## Excerpt provided
▼

When I was a little girl I loved to visit extended family on the weekends. I frequently invited myself to the homes of my Grandparents, aunts, uncles and cousins—sometimes for a break from my sisters, sometimes for a change of scenery, and sometimes just because I love being with them. One of my aunts lived in Washington D.C., so it was special to be able to visit her—especially when one had the chance to visit her alone. When I was a guest in her home, she would fling open the bedroom door each morning and burst into song: “Rise and shine and give God your glory, Glory!” Then she’d say, “Good morning, Morning Glory!” Only Aunt Judy could get away with this exuberant a wakeup call. When I read the opening words of this text, I was reminded of Aunt Judy’s wakeup call and her cheerful invitation to face the dawn of a new day.
Although an odd connection, it seems somehow fitting, as this morning’s text serves as a wakeup call of its own. The words of the prophet invite God’s people to get up, open their eyes and see that God is doing something new. Written to a people devastated by the political and social situation in which they live, the prophet issues a word of hope, and proclaims that a new day is dawning— for them and for all of creation.
If you’ve studied the book of Isaiah, you might already know that it was written over time, during the long season of Babylonian exile in the middle of the 6th century BCE. The temple in Jerusalem has been destroyed, the Davidic dynasty overthrown, and God’s people have been scattered and separated. They are a living in an uncomfortable place, as a people with no social, political or spiritual home. They are trying to cling to their experience of identity and to any vestiges of community they can find in the midst of both internal and literal displacement.

▲

## Given data
▼

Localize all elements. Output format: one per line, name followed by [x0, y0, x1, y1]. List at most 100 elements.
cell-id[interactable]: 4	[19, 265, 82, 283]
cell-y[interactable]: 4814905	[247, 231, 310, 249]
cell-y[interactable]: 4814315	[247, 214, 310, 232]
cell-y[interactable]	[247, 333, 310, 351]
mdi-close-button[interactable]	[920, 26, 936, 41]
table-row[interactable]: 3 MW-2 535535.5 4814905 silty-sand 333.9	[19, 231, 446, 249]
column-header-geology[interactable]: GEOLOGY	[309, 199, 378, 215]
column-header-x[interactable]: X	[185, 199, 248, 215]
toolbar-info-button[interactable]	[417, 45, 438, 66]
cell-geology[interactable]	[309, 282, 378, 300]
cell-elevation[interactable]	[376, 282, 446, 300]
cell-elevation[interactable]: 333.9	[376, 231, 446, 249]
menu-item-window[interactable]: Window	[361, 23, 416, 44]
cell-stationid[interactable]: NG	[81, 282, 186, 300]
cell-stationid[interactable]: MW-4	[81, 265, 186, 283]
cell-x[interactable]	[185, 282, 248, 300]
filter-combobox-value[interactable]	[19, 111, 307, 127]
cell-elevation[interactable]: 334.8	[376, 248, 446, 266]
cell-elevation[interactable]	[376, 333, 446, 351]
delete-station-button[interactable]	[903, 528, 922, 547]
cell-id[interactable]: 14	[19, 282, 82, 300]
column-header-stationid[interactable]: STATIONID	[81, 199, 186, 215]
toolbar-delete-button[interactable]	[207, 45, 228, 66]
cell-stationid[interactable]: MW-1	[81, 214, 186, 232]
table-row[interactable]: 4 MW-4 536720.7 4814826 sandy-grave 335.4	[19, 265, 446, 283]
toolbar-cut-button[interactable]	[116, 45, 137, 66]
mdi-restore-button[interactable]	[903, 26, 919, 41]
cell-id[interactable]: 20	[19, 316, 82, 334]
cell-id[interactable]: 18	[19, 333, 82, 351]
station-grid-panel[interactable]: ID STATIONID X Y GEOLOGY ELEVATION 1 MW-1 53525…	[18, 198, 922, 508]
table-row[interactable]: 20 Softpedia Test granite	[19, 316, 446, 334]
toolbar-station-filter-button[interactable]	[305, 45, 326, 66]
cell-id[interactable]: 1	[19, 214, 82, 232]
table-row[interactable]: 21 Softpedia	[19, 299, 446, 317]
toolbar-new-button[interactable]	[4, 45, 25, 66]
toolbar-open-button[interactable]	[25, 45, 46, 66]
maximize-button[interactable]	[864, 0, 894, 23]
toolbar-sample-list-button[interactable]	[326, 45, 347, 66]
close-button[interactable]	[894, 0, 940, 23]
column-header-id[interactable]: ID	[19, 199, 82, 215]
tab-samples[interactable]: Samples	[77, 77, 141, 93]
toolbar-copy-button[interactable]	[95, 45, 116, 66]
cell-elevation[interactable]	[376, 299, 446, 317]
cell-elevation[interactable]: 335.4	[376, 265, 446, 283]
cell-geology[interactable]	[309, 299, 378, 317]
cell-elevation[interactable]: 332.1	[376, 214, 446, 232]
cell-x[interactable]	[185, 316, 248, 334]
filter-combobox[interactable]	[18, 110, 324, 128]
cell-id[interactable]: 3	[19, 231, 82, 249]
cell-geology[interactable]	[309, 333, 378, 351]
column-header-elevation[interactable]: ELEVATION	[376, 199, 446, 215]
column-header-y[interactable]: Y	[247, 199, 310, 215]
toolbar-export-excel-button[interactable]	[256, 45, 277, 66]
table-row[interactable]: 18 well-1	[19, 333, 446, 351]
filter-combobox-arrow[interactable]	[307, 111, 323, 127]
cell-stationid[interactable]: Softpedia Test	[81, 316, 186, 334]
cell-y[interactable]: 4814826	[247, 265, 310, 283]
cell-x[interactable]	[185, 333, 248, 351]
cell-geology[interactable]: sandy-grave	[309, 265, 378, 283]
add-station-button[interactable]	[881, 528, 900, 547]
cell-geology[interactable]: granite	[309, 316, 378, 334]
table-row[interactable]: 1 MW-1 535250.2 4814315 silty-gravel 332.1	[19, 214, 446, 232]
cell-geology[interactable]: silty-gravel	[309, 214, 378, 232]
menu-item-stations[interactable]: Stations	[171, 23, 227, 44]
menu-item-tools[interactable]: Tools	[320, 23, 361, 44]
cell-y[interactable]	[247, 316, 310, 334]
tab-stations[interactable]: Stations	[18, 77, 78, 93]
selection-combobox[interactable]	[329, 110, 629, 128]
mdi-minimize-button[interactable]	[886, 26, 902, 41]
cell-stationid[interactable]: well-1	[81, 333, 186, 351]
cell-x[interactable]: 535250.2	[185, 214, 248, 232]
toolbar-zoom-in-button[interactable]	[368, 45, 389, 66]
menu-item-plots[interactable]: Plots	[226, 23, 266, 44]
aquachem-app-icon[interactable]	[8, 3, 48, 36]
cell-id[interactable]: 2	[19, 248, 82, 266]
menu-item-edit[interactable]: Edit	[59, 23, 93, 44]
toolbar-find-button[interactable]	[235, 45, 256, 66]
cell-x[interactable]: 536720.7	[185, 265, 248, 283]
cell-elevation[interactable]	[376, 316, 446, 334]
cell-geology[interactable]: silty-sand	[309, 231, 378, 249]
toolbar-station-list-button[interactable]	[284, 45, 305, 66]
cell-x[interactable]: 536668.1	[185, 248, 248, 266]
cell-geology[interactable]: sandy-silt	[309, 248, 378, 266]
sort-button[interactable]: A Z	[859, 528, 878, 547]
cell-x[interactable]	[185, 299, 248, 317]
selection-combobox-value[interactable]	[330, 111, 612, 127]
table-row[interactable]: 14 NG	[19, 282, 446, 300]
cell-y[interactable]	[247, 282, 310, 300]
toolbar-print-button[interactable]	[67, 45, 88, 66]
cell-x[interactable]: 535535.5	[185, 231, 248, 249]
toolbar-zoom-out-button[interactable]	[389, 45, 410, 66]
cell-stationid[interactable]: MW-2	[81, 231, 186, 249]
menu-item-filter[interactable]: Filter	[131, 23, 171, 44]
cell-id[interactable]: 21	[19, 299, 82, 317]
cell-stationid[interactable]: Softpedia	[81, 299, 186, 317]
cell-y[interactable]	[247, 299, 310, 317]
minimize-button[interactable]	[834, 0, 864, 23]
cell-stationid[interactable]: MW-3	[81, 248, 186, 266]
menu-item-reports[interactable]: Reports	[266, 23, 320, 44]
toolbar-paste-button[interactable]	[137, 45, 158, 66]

▲

## Challenge
Sum up the excerpt about a wakeup call and the book of Isaiah in two sentences. The data has no connection to the text.

## Result for this task
The writer recalls an aunt in Washington D.C. who greeted each morning with an exuberant song, and says the opening words of the text brought that cheerful wakeup call to mind. That text, from a book written during the Babylonian exile to a scattered people whose temple had been destroyed, acts as a wakeup call of its own, with the prophet proclaiming that God is doing something new and that a new day is dawning.